* **TO DO**: Reproduce the lines verbatim, from the first line of the records through the line containing "Text: 200: 200 [683,946,712,960]", with both ends included.
========
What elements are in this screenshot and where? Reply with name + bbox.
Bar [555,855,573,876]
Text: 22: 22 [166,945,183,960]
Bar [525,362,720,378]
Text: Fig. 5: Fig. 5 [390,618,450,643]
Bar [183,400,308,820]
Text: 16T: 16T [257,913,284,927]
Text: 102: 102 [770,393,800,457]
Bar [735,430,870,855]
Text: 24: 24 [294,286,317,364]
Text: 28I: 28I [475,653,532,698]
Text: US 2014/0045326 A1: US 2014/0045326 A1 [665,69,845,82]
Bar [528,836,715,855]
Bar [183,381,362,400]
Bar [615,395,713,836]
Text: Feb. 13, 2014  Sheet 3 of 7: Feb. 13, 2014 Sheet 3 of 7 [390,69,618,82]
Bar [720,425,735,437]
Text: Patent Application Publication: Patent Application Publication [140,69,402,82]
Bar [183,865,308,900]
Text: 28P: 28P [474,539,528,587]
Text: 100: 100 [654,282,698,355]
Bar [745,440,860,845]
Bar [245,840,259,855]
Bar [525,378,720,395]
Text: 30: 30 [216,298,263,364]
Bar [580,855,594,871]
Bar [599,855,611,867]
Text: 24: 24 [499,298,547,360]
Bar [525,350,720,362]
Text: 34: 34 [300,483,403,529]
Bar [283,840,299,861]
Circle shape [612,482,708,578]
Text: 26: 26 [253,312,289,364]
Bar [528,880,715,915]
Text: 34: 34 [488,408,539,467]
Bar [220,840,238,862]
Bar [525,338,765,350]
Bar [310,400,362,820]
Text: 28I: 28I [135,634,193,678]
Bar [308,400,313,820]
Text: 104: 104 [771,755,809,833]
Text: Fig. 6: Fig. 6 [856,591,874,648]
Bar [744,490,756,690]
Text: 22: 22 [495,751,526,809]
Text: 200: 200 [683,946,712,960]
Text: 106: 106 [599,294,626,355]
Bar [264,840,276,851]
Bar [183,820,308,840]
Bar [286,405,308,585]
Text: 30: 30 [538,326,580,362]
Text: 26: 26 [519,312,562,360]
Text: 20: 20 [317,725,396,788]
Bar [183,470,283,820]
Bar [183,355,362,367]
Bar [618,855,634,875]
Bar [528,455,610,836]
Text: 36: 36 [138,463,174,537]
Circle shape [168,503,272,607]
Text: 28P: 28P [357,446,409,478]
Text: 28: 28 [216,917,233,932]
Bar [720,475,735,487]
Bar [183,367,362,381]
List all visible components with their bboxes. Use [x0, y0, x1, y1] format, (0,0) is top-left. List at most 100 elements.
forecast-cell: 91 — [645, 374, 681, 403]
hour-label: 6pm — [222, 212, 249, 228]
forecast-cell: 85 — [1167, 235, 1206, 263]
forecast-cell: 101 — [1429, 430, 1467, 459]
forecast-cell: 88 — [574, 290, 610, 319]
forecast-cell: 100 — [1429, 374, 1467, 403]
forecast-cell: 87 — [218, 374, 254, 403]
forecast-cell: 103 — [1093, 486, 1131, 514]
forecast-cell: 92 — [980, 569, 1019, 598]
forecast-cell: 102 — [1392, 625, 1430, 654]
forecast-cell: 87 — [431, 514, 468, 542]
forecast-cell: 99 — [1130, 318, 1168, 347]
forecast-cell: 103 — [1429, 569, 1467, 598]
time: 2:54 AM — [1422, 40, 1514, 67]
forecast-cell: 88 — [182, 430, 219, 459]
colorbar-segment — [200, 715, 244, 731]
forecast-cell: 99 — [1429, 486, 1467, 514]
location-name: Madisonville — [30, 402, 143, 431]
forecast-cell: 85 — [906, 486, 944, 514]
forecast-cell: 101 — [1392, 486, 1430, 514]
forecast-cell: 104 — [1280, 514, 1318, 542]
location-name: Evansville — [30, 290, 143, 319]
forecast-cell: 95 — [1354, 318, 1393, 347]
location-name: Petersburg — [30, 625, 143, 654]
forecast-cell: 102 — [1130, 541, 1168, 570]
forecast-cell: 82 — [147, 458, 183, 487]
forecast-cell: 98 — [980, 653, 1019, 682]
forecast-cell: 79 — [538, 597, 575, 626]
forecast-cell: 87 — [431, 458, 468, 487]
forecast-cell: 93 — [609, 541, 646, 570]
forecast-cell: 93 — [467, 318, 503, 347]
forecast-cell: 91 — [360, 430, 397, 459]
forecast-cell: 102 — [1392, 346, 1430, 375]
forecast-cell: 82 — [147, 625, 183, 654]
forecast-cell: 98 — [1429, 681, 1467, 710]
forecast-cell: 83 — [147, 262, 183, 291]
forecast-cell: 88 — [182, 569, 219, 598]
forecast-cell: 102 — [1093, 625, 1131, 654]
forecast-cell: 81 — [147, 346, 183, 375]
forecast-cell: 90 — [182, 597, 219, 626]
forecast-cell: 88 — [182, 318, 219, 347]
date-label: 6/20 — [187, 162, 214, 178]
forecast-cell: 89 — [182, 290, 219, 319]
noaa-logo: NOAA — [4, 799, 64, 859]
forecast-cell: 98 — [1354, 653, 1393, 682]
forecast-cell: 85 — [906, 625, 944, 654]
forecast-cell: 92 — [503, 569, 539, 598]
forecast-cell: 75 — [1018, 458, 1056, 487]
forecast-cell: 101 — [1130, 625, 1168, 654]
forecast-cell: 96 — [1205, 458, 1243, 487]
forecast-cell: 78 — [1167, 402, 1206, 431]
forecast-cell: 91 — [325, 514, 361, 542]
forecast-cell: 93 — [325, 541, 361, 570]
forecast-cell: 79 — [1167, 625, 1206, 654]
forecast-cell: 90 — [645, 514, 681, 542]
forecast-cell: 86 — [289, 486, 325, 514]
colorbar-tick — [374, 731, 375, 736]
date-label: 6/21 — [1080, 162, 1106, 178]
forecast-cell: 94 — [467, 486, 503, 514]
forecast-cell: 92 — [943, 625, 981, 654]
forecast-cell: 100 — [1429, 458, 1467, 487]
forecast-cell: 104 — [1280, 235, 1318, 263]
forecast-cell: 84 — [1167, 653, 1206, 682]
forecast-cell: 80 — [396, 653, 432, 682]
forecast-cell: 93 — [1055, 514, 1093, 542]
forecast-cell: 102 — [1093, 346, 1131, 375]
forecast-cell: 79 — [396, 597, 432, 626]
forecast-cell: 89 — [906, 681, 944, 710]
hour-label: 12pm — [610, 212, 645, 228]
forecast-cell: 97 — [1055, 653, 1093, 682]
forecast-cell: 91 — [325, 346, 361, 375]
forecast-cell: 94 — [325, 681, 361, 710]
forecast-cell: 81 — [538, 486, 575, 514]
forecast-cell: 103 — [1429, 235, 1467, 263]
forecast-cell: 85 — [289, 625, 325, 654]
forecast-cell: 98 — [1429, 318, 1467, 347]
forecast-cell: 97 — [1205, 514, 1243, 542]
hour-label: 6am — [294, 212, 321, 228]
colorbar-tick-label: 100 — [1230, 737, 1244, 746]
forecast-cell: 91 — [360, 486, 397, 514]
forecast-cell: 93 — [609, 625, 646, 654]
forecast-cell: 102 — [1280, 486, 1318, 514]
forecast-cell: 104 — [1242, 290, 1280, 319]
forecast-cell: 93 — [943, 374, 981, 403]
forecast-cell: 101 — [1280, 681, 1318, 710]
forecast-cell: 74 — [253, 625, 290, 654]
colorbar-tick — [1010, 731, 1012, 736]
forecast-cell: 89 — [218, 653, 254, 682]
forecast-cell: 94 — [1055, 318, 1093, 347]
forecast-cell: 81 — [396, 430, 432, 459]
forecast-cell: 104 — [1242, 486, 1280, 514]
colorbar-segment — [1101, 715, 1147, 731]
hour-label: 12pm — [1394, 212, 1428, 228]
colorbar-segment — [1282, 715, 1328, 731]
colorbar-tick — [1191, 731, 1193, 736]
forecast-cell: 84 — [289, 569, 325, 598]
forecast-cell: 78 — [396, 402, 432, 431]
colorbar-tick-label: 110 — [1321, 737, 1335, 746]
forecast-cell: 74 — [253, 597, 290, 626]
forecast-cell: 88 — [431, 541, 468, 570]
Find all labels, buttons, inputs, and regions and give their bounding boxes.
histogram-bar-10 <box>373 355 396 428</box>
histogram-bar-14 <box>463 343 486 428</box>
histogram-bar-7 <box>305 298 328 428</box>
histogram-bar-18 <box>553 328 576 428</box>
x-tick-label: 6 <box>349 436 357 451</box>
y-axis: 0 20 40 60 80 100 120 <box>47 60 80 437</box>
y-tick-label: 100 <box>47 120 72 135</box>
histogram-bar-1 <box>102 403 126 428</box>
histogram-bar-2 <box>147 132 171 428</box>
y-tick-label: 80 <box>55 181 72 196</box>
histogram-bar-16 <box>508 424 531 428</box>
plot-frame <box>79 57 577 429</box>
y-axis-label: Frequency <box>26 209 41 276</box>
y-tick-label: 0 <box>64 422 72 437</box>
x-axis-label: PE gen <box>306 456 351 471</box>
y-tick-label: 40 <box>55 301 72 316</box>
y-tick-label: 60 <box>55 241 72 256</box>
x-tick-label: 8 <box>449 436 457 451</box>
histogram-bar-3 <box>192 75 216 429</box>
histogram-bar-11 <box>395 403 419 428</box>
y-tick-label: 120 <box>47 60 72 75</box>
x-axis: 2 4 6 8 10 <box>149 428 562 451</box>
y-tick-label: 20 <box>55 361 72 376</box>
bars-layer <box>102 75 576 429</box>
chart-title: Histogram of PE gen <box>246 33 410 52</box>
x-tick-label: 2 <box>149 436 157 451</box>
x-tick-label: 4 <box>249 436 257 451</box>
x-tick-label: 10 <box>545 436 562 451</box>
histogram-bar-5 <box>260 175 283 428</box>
========
* **ANSWER TO THIS PROBLEM**:
What elements are in this screenshot and where? Reply with name + bbox.
Bar [555,855,573,876]
Text: 22: 22 [166,945,183,960]
Bar [525,362,720,378]
Text: Fig. 5: Fig. 5 [390,618,450,643]
Bar [183,400,308,820]
Text: 16T: 16T [257,913,284,927]
Text: 102: 102 [770,393,800,457]
Bar [735,430,870,855]
Text: 24: 24 [294,286,317,364]
Text: 28I: 28I [475,653,532,698]
Text: US 2014/0045326 A1: US 2014/0045326 A1 [665,69,845,82]
Bar [528,836,715,855]
Bar [183,381,362,400]
Bar [615,395,713,836]
Text: Feb. 13, 2014  Sheet 3 of 7: Feb. 13, 2014 Sheet 3 of 7 [390,69,618,82]
Bar [720,425,735,437]
Text: Patent Application Publication: Patent Application Publication [140,69,402,82]
Bar [183,865,308,900]
Text: 28P: 28P [474,539,528,587]
Text: 100: 100 [654,282,698,355]
Bar [745,440,860,845]
Bar [245,840,259,855]
Bar [525,378,720,395]
Text: 30: 30 [216,298,263,364]
Bar [580,855,594,871]
Bar [599,855,611,867]
Text: 24: 24 [499,298,547,360]
Bar [525,350,720,362]
Text: 34: 34 [300,483,403,529]
Bar [283,840,299,861]
Circle shape [612,482,708,578]
Text: 26: 26 [253,312,289,364]
Bar [528,880,715,915]
Text: 34: 34 [488,408,539,467]
Bar [220,840,238,862]
Bar [525,338,765,350]
Bar [310,400,362,820]
Text: 28I: 28I [135,634,193,678]
Bar [308,400,313,820]
Text: 104: 104 [771,755,809,833]
Text: Fig. 6: Fig. 6 [856,591,874,648]
Bar [744,490,756,690]
Text: 22: 22 [495,751,526,809]
Text: 200: 200 [683,946,712,960]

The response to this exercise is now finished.